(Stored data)
· · · ·
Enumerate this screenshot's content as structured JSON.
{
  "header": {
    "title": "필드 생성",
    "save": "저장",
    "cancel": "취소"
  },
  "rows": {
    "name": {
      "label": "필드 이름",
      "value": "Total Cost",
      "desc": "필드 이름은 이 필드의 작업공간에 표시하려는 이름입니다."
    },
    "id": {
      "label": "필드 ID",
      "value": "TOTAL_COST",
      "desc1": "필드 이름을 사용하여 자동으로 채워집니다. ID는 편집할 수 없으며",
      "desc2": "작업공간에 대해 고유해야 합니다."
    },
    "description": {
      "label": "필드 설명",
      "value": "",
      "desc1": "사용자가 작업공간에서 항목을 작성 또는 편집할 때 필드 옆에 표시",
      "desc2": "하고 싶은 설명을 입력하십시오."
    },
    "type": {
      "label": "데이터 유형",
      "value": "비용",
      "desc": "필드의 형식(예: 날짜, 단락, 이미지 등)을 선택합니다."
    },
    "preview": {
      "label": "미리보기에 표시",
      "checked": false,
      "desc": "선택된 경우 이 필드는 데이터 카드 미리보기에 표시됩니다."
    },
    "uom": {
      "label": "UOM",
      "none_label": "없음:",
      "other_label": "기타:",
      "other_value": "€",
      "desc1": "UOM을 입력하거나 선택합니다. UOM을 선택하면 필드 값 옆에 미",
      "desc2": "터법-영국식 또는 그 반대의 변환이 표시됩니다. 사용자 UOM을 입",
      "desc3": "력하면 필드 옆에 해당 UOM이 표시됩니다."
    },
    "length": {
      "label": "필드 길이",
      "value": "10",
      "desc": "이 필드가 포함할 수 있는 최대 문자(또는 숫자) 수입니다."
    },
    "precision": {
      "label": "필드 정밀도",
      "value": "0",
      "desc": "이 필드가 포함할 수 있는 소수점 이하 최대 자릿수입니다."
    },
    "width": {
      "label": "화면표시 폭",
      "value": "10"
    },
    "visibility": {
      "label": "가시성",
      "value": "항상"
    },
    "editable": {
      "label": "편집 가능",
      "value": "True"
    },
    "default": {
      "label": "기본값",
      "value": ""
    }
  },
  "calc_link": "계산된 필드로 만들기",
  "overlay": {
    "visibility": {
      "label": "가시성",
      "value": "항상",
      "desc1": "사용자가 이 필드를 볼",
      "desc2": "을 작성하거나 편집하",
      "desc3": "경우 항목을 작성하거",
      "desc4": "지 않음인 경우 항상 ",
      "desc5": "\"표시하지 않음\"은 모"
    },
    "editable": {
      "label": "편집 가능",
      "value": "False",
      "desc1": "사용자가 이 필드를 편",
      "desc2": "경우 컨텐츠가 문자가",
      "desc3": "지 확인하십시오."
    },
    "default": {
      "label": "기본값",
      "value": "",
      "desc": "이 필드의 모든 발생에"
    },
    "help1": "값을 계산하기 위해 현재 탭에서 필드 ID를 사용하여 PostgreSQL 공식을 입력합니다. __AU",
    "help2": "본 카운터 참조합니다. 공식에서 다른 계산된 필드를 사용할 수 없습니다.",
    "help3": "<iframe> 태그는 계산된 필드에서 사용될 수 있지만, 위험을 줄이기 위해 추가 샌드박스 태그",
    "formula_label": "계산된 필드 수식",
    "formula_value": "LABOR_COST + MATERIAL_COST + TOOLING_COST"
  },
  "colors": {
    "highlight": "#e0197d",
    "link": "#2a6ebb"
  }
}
· · · ·
=== TASK REQUIREMENTS ===
Identify every line above that includes the word "사용자가", and show those lines.

=== FULL RESPONSE ===
      "desc1": "사용자가 작업공간에서 항목을 작성 또는 편집할 때 필드 옆에 표시",
      "desc1": "사용자가 이 필드를 볼",
      "desc1": "사용자가 이 필드를 편",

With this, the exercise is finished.